Start of DATA ENTRIES
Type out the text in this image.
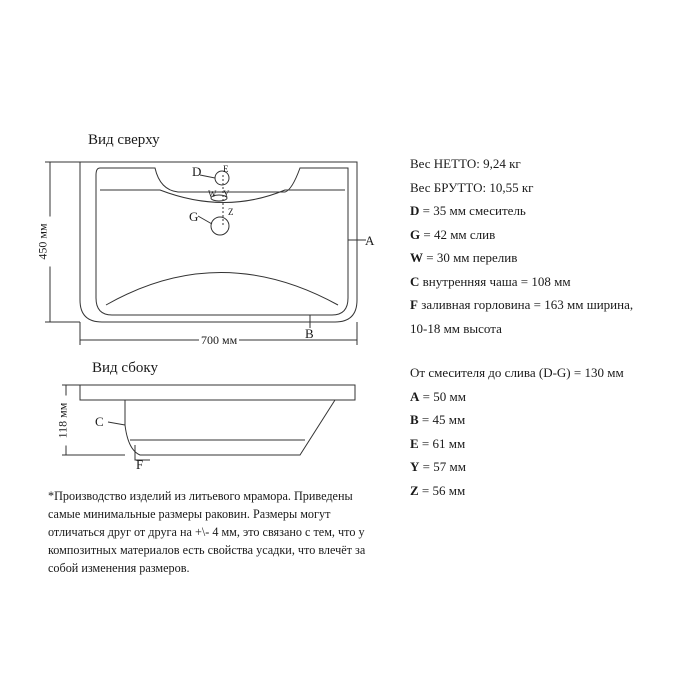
Вид сверху
D E
W Y
G	Z
A
B
700 мм
450 мм
Вид сбоку
118 мм C
F
Вес НЕТТО: 9,24 кг
Вес БРУТТО: 10,55 кг
D = 35 мм смеситель
G = 42 мм слив
W = 30 мм перелив
C внутренняя чаша = 108 мм
F заливная горловина = 163 мм ширина,
10-18 мм высота
От смесителя до слива (D-G) = 130 мм
A = 50 мм
B = 45 мм
E = 61 мм
Y = 57 мм
Z = 56 мм
*Производство изделий из литьевого мрамора. Приведены самые минимальные размеры раковин. Размеры могут отличаться друг от друга на +\- 4 мм, это связано с тем, что у композитных материалов есть свойства усадки, что влечёт за собой изменения размеров.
End of DATA ENTRIES
Copy each line exactly, and leave the pictures out of your copy.

Type out the text in this image.
Вид сверху
D E
W Y
G	Z
A
B
700 мм
450 мм
Вид сбоку
118 мм C
F
Вес НЕТТО: 9,24 кг
Вес БРУТТО: 10,55 кг
D = 35 мм смеситель
G = 42 мм слив
W = 30 мм перелив
C внутренняя чаша = 108 мм
F заливная горловина = 163 мм ширина,
10-18 мм высота
От смесителя до слива (D-G) = 130 мм
A = 50 мм
B = 45 мм
E = 61 мм
Y = 57 мм
Z = 56 мм
*Производство изделий из литьевого мрамора. Приведены самые минимальные размеры раковин. Размеры могут отличаться друг от друга на +\- 4 мм, это связано с тем, что у композитных материалов есть свойства усадки, что влечёт за собой изменения размеров.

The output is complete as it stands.